Restate, word for word, every line of the data.

Records from a collection ->
****************************************

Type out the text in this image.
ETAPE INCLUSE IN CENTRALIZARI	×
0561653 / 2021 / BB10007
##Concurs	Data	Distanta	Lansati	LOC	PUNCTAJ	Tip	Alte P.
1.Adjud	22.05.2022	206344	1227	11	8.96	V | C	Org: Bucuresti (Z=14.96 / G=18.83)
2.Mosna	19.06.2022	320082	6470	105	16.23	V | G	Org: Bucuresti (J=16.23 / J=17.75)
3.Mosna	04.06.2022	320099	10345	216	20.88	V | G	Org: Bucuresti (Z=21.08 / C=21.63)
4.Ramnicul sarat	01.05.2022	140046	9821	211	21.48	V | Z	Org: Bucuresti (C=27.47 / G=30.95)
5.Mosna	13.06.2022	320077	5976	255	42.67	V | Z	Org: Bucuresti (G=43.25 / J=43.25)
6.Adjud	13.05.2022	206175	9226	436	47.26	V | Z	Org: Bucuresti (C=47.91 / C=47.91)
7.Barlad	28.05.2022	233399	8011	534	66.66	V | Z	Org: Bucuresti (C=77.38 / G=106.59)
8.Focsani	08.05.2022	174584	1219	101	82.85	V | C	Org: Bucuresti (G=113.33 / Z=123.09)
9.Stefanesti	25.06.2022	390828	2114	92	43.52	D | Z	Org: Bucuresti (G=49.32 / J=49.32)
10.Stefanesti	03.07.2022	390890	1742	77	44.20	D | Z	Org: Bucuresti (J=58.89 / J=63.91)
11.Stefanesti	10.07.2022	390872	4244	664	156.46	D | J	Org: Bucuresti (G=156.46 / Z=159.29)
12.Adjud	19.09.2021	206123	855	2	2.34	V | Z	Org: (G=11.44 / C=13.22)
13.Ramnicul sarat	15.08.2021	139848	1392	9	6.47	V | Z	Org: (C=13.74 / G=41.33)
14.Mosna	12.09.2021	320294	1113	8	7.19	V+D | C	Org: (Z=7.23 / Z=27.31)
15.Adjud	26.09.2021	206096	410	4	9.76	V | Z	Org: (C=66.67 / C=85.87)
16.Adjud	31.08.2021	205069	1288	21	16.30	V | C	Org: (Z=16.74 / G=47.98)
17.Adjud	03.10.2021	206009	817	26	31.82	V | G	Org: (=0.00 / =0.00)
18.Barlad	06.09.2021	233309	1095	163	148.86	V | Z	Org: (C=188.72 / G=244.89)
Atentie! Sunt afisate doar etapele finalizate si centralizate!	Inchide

****************************************

FINAL RESULT ->
Type out the text in this image.
ETAPE INCLUSE IN CENTRALIZARI	×
0561653 / 2021 / BB10007
##Concurs	Data	Distanta	Lansati	LOC	PUNCTAJ	Tip	Alte P.
1.Adjud	22.05.2022	206344	1227	11	8.96	V | C	Org: Bucuresti (Z=14.96 / G=18.83)
2.Mosna	19.06.2022	320082	6470	105	16.23	V | G	Org: Bucuresti (J=16.23 / J=17.75)
3.Mosna	04.06.2022	320099	10345	216	20.88	V | G	Org: Bucuresti (Z=21.08 / C=21.63)
4.Ramnicul sarat	01.05.2022	140046	9821	211	21.48	V | Z	Org: Bucuresti (C=27.47 / G=30.95)
5.Mosna	13.06.2022	320077	5976	255	42.67	V | Z	Org: Bucuresti (G=43.25 / J=43.25)
6.Adjud	13.05.2022	206175	9226	436	47.26	V | Z	Org: Bucuresti (C=47.91 / C=47.91)
7.Barlad	28.05.2022	233399	8011	534	66.66	V | Z	Org: Bucuresti (C=77.38 / G=106.59)
8.Focsani	08.05.2022	174584	1219	101	82.85	V | C	Org: Bucuresti (G=113.33 / Z=123.09)
9.Stefanesti	25.06.2022	390828	2114	92	43.52	D | Z	Org: Bucuresti (G=49.32 / J=49.32)
10.Stefanesti	03.07.2022	390890	1742	77	44.20	D | Z	Org: Bucuresti (J=58.89 / J=63.91)
11.Stefanesti	10.07.2022	390872	4244	664	156.46	D | J	Org: Bucuresti (G=156.46 / Z=159.29)
12.Adjud	19.09.2021	206123	855	2	2.34	V | Z	Org: (G=11.44 / C=13.22)
13.Ramnicul sarat	15.08.2021	139848	1392	9	6.47	V | Z	Org: (C=13.74 / G=41.33)
14.Mosna	12.09.2021	320294	1113	8	7.19	V+D | C	Org: (Z=7.23 / Z=27.31)
15.Adjud	26.09.2021	206096	410	4	9.76	V | Z	Org: (C=66.67 / C=85.87)
16.Adjud	31.08.2021	205069	1288	21	16.30	V | C	Org: (Z=16.74 / G=47.98)
17.Adjud	03.10.2021	206009	817	26	31.82	V | G	Org: (=0.00 / =0.00)
18.Barlad	06.09.2021	233309	1095	163	148.86	V | Z	Org: (C=188.72 / G=244.89)
Atentie! Sunt afisate doar etapele finalizate si centralizate!	Inchide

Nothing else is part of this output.